GOAL OF THE EXERCISE | Please write out the material below exactly as given.

EXTRACTED ENTRIES |
┏━━
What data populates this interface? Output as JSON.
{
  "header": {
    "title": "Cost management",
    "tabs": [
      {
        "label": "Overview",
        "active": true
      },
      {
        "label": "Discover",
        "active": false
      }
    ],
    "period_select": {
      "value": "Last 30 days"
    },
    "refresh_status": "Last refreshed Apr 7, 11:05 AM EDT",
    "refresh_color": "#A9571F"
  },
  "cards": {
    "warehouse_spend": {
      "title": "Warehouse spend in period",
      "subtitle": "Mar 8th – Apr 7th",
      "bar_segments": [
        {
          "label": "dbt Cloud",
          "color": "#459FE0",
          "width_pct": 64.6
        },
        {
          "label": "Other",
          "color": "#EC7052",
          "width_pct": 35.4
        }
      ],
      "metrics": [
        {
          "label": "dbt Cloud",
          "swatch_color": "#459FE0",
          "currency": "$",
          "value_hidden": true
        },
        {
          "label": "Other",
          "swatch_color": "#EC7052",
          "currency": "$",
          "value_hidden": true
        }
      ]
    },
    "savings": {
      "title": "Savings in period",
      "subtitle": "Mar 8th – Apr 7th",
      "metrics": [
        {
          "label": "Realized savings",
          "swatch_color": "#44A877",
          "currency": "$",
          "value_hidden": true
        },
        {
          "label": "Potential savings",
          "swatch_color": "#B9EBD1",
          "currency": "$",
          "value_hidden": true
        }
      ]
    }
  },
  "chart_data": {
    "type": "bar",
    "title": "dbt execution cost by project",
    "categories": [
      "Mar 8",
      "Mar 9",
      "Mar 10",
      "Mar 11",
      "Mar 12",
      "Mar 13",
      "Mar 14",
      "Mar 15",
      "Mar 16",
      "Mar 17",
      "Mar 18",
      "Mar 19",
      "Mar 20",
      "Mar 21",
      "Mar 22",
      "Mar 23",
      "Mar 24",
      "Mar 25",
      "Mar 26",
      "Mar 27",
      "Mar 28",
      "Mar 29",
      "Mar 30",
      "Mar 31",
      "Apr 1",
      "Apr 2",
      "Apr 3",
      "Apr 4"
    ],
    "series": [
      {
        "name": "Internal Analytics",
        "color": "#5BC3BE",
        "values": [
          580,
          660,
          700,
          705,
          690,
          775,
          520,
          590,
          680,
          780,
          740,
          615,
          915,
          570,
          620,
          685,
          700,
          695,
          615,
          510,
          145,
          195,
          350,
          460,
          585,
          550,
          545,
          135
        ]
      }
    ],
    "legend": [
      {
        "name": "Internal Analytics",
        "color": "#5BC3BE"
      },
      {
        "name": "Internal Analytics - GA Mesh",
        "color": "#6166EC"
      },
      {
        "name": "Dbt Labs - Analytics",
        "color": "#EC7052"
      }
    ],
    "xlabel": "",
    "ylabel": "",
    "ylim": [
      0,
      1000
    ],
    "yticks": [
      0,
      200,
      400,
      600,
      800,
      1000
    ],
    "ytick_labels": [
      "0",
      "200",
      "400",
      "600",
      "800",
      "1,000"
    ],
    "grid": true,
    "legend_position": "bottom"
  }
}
┗━━
WRITTEN RESPONSE |
What data populates this interface? Output as JSON.
{
  "header": {
    "title": "Cost management",
    "tabs": [
      {
        "label": "Overview",
        "active": true
      },
      {
        "label": "Discover",
        "active": false
      }
    ],
    "period_select": {
      "value": "Last 30 days"
    },
    "refresh_status": "Last refreshed Apr 7, 11:05 AM EDT",
    "refresh_color": "#A9571F"
  },
  "cards": {
    "warehouse_spend": {
      "title": "Warehouse spend in period",
      "subtitle": "Mar 8th – Apr 7th",
      "bar_segments": [
        {
          "label": "dbt Cloud",
          "color": "#459FE0",
          "width_pct": 64.6
        },
        {
          "label": "Other",
          "color": "#EC7052",
          "width_pct": 35.4
        }
      ],
      "metrics": [
        {
          "label": "dbt Cloud",
          "swatch_color": "#459FE0",
          "currency": "$",
          "value_hidden": true
        },
        {
          "label": "Other",
          "swatch_color": "#EC7052",
          "currency": "$",
          "value_hidden": true
        }
      ]
    },
    "savings": {
      "title": "Savings in period",
      "subtitle": "Mar 8th – Apr 7th",
      "metrics": [
        {
          "label": "Realized savings",
          "swatch_color": "#44A877",
          "currency": "$",
          "value_hidden": true
        },
        {
          "label": "Potential savings",
          "swatch_color": "#B9EBD1",
          "currency": "$",
          "value_hidden": true
        }
      ]
    }
  },
  "chart_data": {
    "type": "bar",
    "title": "dbt execution cost by project",
    "categories": [
      "Mar 8",
      "Mar 9",
      "Mar 10",
      "Mar 11",
      "Mar 12",
      "Mar 13",
      "Mar 14",
      "Mar 15",
      "Mar 16",
      "Mar 17",
      "Mar 18",
      "Mar 19",
      "Mar 20",
      "Mar 21",
      "Mar 22",
      "Mar 23",
      "Mar 24",
      "Mar 25",
      "Mar 26",
      "Mar 27",
      "Mar 28",
      "Mar 29",
      "Mar 30",
      "Mar 31",
      "Apr 1",
      "Apr 2",
      "Apr 3",
      "Apr 4"
    ],
    "series": [
      {
        "name": "Internal Analytics",
        "color": "#5BC3BE",
        "values": [
          580,
          660,
          700,
          705,
          690,
          775,
          520,
          590,
          680,
          780,
          740,
          615,
          915,
          570,
          620,
          685,
          700,
          695,
          615,
          510,
          145,
          195,
          350,
          460,
          585,
          550,
          545,
          135
        ]
      }
    ],
    "legend": [
      {
        "name": "Internal Analytics",
        "color": "#5BC3BE"
      },
      {
        "name": "Internal Analytics - GA Mesh",
        "color": "#6166EC"
      },
      {
        "name": "Dbt Labs - Analytics",
        "color": "#EC7052"
      }
    ],
    "xlabel": "",
    "ylabel": "",
    "ylim": [
      0,
      1000
    ],
    "yticks": [
      0,
      200,
      400,
      600,
      800,
      1000
    ],
    "ytick_labels": [
      "0",
      "200",
      "400",
      "600",
      "800",
      "1,000"
    ],
    "grid": true,
    "legend_position": "bottom"
  }
}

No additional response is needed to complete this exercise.